(Entries taken from a collection)
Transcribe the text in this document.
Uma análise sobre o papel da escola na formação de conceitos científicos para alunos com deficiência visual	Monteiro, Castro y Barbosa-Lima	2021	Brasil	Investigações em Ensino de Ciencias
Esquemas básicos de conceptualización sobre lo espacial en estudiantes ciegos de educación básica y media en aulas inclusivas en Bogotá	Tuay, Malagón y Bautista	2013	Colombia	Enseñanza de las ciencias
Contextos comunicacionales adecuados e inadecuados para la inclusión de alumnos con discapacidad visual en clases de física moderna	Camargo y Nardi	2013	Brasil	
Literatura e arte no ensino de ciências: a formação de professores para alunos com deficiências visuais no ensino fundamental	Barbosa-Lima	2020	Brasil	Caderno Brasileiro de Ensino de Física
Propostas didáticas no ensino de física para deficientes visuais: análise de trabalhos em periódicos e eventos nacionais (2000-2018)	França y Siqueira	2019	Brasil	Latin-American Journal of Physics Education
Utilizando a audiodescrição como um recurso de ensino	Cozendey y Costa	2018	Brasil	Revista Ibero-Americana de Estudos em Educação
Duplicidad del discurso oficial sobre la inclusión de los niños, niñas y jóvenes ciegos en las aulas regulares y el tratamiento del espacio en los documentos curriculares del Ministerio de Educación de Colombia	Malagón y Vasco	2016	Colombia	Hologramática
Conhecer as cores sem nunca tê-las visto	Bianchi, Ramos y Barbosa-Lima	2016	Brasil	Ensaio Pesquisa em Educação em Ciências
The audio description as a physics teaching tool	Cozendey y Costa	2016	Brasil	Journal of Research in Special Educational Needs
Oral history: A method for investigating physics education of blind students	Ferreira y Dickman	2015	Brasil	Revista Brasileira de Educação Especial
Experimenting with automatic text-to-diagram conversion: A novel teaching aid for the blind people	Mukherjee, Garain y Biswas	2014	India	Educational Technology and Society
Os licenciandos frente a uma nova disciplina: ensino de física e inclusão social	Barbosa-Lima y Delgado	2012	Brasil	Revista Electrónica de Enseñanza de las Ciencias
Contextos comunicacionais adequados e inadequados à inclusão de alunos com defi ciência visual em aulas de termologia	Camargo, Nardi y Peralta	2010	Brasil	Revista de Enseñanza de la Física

## GOAL OF THE EXERCISE
Emit the records above again, exactly, with no line skipped.

## RESULT BELOW
Transcribe the text in this document.
Uma análise sobre o papel da escola na formação de conceitos científicos para alunos com deficiência visual	Monteiro, Castro y Barbosa-Lima	2021	Brasil	Investigações em Ensino de Ciencias
Esquemas básicos de conceptualización sobre lo espacial en estudiantes ciegos de educación básica y media en aulas inclusivas en Bogotá	Tuay, Malagón y Bautista	2013	Colombia	Enseñanza de las ciencias
Contextos comunicacionales adecuados e inadecuados para la inclusión de alumnos con discapacidad visual en clases de física moderna	Camargo y Nardi	2013	Brasil	
Literatura e arte no ensino de ciências: a formação de professores para alunos com deficiências visuais no ensino fundamental	Barbosa-Lima	2020	Brasil	Caderno Brasileiro de Ensino de Física
Propostas didáticas no ensino de física para deficientes visuais: análise de trabalhos em periódicos e eventos nacionais (2000-2018)	França y Siqueira	2019	Brasil	Latin-American Journal of Physics Education
Utilizando a audiodescrição como um recurso de ensino	Cozendey y Costa	2018	Brasil	Revista Ibero-Americana de Estudos em Educação
Duplicidad del discurso oficial sobre la inclusión de los niños, niñas y jóvenes ciegos en las aulas regulares y el tratamiento del espacio en los documentos curriculares del Ministerio de Educación de Colombia	Malagón y Vasco	2016	Colombia	Hologramática
Conhecer as cores sem nunca tê-las visto	Bianchi, Ramos y Barbosa-Lima	2016	Brasil	Ensaio Pesquisa em Educação em Ciências
The audio description as a physics teaching tool	Cozendey y Costa	2016	Brasil	Journal of Research in Special Educational Needs
Oral history: A method for investigating physics education of blind students	Ferreira y Dickman	2015	Brasil	Revista Brasileira de Educação Especial
Experimenting with automatic text-to-diagram conversion: A novel teaching aid for the blind people	Mukherjee, Garain y Biswas	2014	India	Educational Technology and Society
Os licenciandos frente a uma nova disciplina: ensino de física e inclusão social	Barbosa-Lima y Delgado	2012	Brasil	Revista Electrónica de Enseñanza de las Ciencias
Contextos comunicacionais adequados e inadequados à inclusão de alunos com defi ciência visual em aulas de termologia	Camargo, Nardi y Peralta	2010	Brasil	Revista de Enseñanza de la Física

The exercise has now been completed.